Every record that follows should be printed verbatim.

Entries with figure data:
┌──

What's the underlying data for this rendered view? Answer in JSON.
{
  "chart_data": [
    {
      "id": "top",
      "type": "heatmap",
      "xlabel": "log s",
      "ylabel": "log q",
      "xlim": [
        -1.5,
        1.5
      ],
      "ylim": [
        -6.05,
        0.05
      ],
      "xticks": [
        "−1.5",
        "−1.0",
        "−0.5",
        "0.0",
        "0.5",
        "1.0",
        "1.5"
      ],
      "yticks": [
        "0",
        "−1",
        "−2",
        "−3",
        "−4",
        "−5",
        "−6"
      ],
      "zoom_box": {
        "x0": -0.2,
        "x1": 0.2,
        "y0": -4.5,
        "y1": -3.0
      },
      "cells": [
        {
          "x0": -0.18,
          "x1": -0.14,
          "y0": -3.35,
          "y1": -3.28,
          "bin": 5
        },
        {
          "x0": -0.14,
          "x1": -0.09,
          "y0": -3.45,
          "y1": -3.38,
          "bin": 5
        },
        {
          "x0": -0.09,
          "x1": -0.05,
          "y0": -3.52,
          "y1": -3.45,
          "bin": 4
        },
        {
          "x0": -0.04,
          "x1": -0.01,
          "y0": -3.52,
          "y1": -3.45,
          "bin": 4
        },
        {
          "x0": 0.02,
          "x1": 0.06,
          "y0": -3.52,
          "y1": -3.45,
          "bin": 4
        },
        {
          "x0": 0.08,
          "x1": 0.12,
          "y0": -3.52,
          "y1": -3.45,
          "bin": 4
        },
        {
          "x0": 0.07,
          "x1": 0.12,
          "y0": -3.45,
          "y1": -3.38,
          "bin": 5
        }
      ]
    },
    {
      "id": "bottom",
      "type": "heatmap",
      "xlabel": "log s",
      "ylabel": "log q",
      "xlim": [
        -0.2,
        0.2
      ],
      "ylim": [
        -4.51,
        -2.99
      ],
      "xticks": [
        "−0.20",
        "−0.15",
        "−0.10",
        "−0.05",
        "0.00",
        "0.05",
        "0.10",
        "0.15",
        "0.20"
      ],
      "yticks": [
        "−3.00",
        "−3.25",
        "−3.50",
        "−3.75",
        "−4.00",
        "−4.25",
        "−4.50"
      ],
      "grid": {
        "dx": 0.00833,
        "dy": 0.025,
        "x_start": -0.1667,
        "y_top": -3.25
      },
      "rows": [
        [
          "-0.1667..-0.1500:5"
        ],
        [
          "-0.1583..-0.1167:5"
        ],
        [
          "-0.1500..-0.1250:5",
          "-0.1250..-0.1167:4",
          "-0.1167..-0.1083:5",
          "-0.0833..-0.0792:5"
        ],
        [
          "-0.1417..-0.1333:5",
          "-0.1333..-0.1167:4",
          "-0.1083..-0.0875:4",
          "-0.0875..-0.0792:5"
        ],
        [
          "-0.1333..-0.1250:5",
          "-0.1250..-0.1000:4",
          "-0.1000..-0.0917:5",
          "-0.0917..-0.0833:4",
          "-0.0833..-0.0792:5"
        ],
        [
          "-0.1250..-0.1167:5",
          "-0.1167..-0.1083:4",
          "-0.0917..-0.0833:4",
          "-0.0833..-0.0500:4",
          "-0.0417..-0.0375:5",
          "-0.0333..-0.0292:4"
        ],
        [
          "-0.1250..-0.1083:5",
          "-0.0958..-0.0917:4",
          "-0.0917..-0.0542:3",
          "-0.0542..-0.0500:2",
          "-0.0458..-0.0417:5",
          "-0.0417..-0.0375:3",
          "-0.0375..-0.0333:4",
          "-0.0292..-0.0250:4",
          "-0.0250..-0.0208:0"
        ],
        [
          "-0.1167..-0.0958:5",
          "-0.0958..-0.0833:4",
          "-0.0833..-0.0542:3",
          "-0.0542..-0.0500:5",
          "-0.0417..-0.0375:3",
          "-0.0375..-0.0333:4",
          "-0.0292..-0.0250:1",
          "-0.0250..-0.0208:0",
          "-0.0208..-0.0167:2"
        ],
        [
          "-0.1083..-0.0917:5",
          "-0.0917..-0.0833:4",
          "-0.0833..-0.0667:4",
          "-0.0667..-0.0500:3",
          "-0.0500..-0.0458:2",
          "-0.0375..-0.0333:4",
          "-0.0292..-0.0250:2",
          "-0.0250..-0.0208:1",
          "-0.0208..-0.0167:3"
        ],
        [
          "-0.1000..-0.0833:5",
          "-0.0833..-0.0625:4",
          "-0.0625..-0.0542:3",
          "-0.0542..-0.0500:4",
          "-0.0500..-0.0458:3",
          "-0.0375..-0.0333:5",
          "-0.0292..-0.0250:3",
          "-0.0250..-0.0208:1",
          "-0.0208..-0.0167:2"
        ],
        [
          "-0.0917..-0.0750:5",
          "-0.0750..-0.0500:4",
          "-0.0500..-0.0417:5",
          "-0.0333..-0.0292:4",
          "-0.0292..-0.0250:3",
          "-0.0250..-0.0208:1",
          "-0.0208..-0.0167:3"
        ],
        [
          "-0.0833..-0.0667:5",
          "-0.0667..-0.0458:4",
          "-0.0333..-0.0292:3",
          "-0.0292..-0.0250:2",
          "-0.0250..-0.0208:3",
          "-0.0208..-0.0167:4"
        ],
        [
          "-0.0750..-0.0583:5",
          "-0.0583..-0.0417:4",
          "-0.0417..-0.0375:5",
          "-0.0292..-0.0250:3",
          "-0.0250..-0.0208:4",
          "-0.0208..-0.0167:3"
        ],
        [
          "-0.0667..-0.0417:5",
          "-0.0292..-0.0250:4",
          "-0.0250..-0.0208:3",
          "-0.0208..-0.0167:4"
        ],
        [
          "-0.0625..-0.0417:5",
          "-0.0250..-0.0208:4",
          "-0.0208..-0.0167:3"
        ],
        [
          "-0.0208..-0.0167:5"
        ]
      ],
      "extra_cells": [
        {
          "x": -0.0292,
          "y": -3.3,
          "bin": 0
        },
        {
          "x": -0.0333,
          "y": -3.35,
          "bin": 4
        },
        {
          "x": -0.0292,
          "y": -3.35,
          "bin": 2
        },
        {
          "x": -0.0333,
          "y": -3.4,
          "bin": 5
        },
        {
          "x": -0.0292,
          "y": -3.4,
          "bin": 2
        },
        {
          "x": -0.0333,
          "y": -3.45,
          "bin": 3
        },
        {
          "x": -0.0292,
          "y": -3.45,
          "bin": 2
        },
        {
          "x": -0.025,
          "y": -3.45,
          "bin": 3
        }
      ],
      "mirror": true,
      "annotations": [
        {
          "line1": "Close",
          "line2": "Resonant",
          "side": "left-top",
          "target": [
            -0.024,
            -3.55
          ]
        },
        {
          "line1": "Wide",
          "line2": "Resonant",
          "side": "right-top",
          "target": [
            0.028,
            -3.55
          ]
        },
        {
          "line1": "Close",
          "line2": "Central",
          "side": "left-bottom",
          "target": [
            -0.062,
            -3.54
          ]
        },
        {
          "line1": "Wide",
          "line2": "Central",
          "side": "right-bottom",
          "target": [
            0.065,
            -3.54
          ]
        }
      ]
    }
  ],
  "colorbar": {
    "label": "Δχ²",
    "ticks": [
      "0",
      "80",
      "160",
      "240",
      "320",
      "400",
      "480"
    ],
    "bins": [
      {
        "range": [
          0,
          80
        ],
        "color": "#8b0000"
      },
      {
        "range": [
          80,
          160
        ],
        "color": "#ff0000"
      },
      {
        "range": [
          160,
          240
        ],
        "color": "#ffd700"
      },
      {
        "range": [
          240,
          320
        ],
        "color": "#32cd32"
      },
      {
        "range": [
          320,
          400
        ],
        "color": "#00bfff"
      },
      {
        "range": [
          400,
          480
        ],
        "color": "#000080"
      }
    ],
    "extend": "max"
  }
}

└──

**WRITTEN RESPONSE**
What's the underlying data for this rendered view? Answer in JSON.
{
  "chart_data": [
    {
      "id": "top",
      "type": "heatmap",
      "xlabel": "log s",
      "ylabel": "log q",
      "xlim": [
        -1.5,
        1.5
      ],
      "ylim": [
        -6.05,
        0.05
      ],
      "xticks": [
        "−1.5",
        "−1.0",
        "−0.5",
        "0.0",
        "0.5",
        "1.0",
        "1.5"
      ],
      "yticks": [
        "0",
        "−1",
        "−2",
        "−3",
        "−4",
        "−5",
        "−6"
      ],
      "zoom_box": {
        "x0": -0.2,
        "x1": 0.2,
        "y0": -4.5,
        "y1": -3.0
      },
      "cells": [
        {
          "x0": -0.18,
          "x1": -0.14,
          "y0": -3.35,
          "y1": -3.28,
          "bin": 5
        },
        {
          "x0": -0.14,
          "x1": -0.09,
          "y0": -3.45,
          "y1": -3.38,
          "bin": 5
        },
        {
          "x0": -0.09,
          "x1": -0.05,
          "y0": -3.52,
          "y1": -3.45,
          "bin": 4
        },
        {
          "x0": -0.04,
          "x1": -0.01,
          "y0": -3.52,
          "y1": -3.45,
          "bin": 4
        },
        {
          "x0": 0.02,
          "x1": 0.06,
          "y0": -3.52,
          "y1": -3.45,
          "bin": 4
        },
        {
          "x0": 0.08,
          "x1": 0.12,
          "y0": -3.52,
          "y1": -3.45,
          "bin": 4
        },
        {
          "x0": 0.07,
          "x1": 0.12,
          "y0": -3.45,
          "y1": -3.38,
          "bin": 5
        }
      ]
    },
    {
      "id": "bottom",
      "type": "heatmap",
      "xlabel": "log s",
      "ylabel": "log q",
      "xlim": [
        -0.2,
        0.2
      ],
      "ylim": [
        -4.51,
        -2.99
      ],
      "xticks": [
        "−0.20",
        "−0.15",
        "−0.10",
        "−0.05",
        "0.00",
        "0.05",
        "0.10",
        "0.15",
        "0.20"
      ],
      "yticks": [
        "−3.00",
        "−3.25",
        "−3.50",
        "−3.75",
        "−4.00",
        "−4.25",
        "−4.50"
      ],
      "grid": {
        "dx": 0.00833,
        "dy": 0.025,
        "x_start": -0.1667,
        "y_top": -3.25
      },
      "rows": [
        [
          "-0.1667..-0.1500:5"
        ],
        [
          "-0.1583..-0.1167:5"
        ],
        [
          "-0.1500..-0.1250:5",
          "-0.1250..-0.1167:4",
          "-0.1167..-0.1083:5",
          "-0.0833..-0.0792:5"
        ],
        [
          "-0.1417..-0.1333:5",
          "-0.1333..-0.1167:4",
          "-0.1083..-0.0875:4",
          "-0.0875..-0.0792:5"
        ],
        [
          "-0.1333..-0.1250:5",
          "-0.1250..-0.1000:4",
          "-0.1000..-0.0917:5",
          "-0.0917..-0.0833:4",
          "-0.0833..-0.0792:5"
        ],
        [
          "-0.1250..-0.1167:5",
          "-0.1167..-0.1083:4",
          "-0.0917..-0.0833:4",
          "-0.0833..-0.0500:4",
          "-0.0417..-0.0375:5",
          "-0.0333..-0.0292:4"
        ],
        [
          "-0.1250..-0.1083:5",
          "-0.0958..-0.0917:4",
          "-0.0917..-0.0542:3",
          "-0.0542..-0.0500:2",
          "-0.0458..-0.0417:5",
          "-0.0417..-0.0375:3",
          "-0.0375..-0.0333:4",
          "-0.0292..-0.0250:4",
          "-0.0250..-0.0208:0"
        ],
        [
          "-0.1167..-0.0958:5",
          "-0.0958..-0.0833:4",
          "-0.0833..-0.0542:3",
          "-0.0542..-0.0500:5",
          "-0.0417..-0.0375:3",
          "-0.0375..-0.0333:4",
          "-0.0292..-0.0250:1",
          "-0.0250..-0.0208:0",
          "-0.0208..-0.0167:2"
        ],
        [
          "-0.1083..-0.0917:5",
          "-0.0917..-0.0833:4",
          "-0.0833..-0.0667:4",
          "-0.0667..-0.0500:3",
          "-0.0500..-0.0458:2",
          "-0.0375..-0.0333:4",
          "-0.0292..-0.0250:2",
          "-0.0250..-0.0208:1",
          "-0.0208..-0.0167:3"
        ],
        [
          "-0.1000..-0.0833:5",
          "-0.0833..-0.0625:4",
          "-0.0625..-0.0542:3",
          "-0.0542..-0.0500:4",
          "-0.0500..-0.0458:3",
          "-0.0375..-0.0333:5",
          "-0.0292..-0.0250:3",
          "-0.0250..-0.0208:1",
          "-0.0208..-0.0167:2"
        ],
        [
          "-0.0917..-0.0750:5",
          "-0.0750..-0.0500:4",
          "-0.0500..-0.0417:5",
          "-0.0333..-0.0292:4",
          "-0.0292..-0.0250:3",
          "-0.0250..-0.0208:1",
          "-0.0208..-0.0167:3"
        ],
        [
          "-0.0833..-0.0667:5",
          "-0.0667..-0.0458:4",
          "-0.0333..-0.0292:3",
          "-0.0292..-0.0250:2",
          "-0.0250..-0.0208:3",
          "-0.0208..-0.0167:4"
        ],
        [
          "-0.0750..-0.0583:5",
          "-0.0583..-0.0417:4",
          "-0.0417..-0.0375:5",
          "-0.0292..-0.0250:3",
          "-0.0250..-0.0208:4",
          "-0.0208..-0.0167:3"
        ],
        [
          "-0.0667..-0.0417:5",
          "-0.0292..-0.0250:4",
          "-0.0250..-0.0208:3",
          "-0.0208..-0.0167:4"
        ],
        [
          "-0.0625..-0.0417:5",
          "-0.0250..-0.0208:4",
          "-0.0208..-0.0167:3"
        ],
        [
          "-0.0208..-0.0167:5"
        ]
      ],
      "extra_cells": [
        {
          "x": -0.0292,
          "y": -3.3,
          "bin": 0
        },
        {
          "x": -0.0333,
          "y": -3.35,
          "bin": 4
        },
        {
          "x": -0.0292,
          "y": -3.35,
          "bin": 2
        },
        {
          "x": -0.0333,
          "y": -3.4,
          "bin": 5
        },
        {
          "x": -0.0292,
          "y": -3.4,
          "bin": 2
        },
        {
          "x": -0.0333,
          "y": -3.45,
          "bin": 3
        },
        {
          "x": -0.0292,
          "y": -3.45,
          "bin": 2
        },
        {
          "x": -0.025,
          "y": -3.45,
          "bin": 3
        }
      ],
      "mirror": true,
      "annotations": [
        {
          "line1": "Close",
          "line2": "Resonant",
          "side": "left-top",
          "target": [
            -0.024,
            -3.55
          ]
        },
        {
          "line1": "Wide",
          "line2": "Resonant",
          "side": "right-top",
          "target": [
            0.028,
            -3.55
          ]
        },
        {
          "line1": "Close",
          "line2": "Central",
          "side": "left-bottom",
          "target": [
            -0.062,
            -3.54
          ]
        },
        {
          "line1": "Wide",
          "line2": "Central",
          "side": "right-bottom",
          "target": [
            0.065,
            -3.54
          ]
        }
      ]
    }
  ],
  "colorbar": {
    "label": "Δχ²",
    "ticks": [
      "0",
      "80",
      "160",
      "240",
      "320",
      "400",
      "480"
    ],
    "bins": [
      {
        "range": [
          0,
          80
        ],
        "color": "#8b0000"
      },
      {
        "range": [
          80,
          160
        ],
        "color": "#ff0000"
      },
      {
        "range": [
          160,
          240
        ],
        "color": "#ffd700"
      },
      {
        "range": [
          240,
          320
        ],
        "color": "#32cd32"
      },
      {
        "range": [
          320,
          400
        ],
        "color": "#00bfff"
      },
      {
        "range": [
          400,
          480
        ],
        "color": "#000080"
      }
    ],
    "extend": "max"
  }
}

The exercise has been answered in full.